## begin ENTRIES

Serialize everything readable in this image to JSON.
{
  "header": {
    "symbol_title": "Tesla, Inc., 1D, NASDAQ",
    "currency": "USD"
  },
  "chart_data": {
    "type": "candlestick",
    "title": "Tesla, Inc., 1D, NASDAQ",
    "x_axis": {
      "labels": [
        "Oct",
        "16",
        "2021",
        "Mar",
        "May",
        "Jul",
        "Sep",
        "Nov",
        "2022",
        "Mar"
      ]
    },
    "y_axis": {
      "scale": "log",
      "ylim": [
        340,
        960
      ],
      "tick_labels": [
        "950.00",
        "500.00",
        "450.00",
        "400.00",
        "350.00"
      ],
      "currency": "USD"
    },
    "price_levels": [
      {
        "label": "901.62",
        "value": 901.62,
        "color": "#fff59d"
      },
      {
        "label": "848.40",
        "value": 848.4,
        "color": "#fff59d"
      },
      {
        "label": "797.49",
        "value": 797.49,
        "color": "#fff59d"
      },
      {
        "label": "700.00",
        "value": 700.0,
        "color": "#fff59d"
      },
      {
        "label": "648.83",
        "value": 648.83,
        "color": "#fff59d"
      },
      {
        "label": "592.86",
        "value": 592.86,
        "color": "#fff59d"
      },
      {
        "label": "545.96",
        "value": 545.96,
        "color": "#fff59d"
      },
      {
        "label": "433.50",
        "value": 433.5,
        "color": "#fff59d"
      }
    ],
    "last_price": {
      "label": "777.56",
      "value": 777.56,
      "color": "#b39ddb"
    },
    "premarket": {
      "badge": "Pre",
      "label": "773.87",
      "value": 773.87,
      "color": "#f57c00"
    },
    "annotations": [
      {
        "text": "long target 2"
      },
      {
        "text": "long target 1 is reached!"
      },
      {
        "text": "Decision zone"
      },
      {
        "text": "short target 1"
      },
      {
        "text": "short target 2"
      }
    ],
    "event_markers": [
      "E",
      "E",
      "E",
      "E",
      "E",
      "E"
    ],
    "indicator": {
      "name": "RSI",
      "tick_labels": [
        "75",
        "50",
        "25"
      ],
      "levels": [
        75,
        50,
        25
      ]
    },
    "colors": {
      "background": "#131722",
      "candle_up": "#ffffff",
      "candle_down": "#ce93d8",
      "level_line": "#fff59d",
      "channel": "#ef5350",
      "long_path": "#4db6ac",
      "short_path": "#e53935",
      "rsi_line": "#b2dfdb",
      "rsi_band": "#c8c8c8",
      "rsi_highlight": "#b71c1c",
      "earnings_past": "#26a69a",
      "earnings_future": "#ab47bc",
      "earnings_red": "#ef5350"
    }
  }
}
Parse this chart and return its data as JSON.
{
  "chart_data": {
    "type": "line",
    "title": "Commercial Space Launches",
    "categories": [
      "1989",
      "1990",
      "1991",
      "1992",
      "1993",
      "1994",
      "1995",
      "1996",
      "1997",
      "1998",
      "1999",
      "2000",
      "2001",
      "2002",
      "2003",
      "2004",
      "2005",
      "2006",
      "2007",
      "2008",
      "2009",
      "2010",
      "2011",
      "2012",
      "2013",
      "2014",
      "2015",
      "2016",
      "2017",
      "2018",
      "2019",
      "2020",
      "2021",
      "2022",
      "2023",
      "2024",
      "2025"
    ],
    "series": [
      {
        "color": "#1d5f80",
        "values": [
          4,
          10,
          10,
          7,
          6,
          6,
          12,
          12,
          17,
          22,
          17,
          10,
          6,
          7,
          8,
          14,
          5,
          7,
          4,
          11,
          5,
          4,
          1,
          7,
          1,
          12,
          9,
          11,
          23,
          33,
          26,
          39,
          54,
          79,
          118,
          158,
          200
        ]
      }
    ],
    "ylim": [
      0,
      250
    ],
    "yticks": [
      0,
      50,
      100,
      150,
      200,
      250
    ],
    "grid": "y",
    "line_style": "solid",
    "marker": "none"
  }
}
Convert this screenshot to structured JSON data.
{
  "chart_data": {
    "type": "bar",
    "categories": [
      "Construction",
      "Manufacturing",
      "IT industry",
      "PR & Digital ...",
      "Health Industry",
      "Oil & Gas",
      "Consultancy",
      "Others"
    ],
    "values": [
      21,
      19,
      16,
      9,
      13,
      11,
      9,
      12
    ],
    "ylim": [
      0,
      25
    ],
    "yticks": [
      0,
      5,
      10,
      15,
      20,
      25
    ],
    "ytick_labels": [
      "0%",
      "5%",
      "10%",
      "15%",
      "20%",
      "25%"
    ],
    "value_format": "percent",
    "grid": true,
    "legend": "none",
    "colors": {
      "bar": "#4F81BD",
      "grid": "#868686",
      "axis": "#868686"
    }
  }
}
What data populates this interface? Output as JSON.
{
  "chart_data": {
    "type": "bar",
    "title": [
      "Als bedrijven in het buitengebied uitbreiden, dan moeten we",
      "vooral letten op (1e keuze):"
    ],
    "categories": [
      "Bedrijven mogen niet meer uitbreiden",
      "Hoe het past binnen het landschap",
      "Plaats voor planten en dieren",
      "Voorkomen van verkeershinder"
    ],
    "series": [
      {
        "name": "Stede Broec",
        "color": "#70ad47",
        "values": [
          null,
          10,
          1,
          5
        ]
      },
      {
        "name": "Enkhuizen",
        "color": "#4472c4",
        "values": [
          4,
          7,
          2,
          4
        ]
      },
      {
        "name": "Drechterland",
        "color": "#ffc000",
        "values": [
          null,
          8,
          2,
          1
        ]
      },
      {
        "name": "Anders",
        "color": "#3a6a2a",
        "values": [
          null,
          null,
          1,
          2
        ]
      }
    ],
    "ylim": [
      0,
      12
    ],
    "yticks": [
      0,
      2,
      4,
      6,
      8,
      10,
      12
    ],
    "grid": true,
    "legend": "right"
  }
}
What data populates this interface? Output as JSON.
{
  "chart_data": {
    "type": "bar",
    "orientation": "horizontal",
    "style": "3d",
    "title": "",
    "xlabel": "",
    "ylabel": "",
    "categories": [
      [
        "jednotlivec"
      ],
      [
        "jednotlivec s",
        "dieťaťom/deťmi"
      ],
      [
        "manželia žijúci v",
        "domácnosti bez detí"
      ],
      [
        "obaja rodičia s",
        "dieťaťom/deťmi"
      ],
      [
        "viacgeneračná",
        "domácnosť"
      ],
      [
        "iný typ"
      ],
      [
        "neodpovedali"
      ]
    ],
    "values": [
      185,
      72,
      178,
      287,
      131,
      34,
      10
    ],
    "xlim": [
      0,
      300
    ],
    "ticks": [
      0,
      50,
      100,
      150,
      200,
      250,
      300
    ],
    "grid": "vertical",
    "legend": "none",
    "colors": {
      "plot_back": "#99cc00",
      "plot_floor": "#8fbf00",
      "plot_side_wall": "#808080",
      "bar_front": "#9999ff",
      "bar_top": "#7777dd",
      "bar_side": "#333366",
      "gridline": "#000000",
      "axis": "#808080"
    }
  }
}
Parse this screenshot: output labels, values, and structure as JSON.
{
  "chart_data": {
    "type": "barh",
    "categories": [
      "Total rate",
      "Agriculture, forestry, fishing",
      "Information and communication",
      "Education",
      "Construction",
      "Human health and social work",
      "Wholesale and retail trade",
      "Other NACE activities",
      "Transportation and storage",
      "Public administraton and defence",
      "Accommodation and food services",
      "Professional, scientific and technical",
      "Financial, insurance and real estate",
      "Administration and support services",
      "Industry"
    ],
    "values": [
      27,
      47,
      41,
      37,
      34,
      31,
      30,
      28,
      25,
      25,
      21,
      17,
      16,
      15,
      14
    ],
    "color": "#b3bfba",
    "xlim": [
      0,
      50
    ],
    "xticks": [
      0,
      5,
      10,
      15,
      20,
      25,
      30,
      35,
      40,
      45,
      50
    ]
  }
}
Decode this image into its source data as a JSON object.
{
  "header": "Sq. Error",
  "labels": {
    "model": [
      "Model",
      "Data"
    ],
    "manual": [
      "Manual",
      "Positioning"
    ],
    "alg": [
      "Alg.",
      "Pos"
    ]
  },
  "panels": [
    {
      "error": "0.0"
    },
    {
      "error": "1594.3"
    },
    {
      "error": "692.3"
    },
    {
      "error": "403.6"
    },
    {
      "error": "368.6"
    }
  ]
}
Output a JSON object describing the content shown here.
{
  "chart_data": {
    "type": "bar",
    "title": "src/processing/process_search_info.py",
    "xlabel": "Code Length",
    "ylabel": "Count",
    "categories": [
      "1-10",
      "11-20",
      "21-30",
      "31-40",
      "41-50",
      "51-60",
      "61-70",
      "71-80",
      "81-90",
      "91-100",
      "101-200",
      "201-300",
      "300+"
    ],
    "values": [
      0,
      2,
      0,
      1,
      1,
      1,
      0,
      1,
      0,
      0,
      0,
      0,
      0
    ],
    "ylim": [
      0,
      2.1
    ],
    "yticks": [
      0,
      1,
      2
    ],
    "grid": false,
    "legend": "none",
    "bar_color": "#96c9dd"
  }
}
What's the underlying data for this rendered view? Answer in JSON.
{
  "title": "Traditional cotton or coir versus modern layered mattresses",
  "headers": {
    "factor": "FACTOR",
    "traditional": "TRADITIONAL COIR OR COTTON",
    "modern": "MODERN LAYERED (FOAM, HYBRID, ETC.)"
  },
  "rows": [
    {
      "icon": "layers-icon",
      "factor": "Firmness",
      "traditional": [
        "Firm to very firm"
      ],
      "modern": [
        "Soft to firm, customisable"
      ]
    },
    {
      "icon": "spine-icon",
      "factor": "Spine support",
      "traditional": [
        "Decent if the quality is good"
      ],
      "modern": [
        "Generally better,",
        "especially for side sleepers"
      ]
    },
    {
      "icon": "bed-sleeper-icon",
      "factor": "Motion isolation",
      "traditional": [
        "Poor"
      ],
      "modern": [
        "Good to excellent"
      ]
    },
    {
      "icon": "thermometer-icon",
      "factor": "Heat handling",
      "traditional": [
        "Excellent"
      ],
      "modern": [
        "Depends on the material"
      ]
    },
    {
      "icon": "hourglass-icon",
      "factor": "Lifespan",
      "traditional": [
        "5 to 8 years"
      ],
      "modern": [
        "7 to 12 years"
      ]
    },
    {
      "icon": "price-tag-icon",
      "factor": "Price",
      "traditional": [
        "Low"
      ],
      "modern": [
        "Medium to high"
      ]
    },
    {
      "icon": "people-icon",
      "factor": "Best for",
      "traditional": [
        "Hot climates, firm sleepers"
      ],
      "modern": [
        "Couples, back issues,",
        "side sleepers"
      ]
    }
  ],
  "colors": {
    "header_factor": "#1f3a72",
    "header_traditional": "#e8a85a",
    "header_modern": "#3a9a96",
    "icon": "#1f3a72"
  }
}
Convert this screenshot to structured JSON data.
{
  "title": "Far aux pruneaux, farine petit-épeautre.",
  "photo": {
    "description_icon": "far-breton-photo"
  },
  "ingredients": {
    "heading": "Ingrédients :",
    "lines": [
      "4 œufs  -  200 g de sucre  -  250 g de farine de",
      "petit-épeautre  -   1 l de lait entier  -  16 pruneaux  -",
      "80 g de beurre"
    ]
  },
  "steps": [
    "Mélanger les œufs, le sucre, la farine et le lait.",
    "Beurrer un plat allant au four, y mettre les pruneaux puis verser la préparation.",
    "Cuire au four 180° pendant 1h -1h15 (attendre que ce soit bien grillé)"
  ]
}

## end ENTRIES

> _EXERCISE GOAL_:
Return every line from the records above that holds the word "target".

> _WRITTEN SOLUTION_:
        "text": "long target 2"
        "text": "long target 1 is reached!"
        "text": "short target 1"
        "text": "short target 2"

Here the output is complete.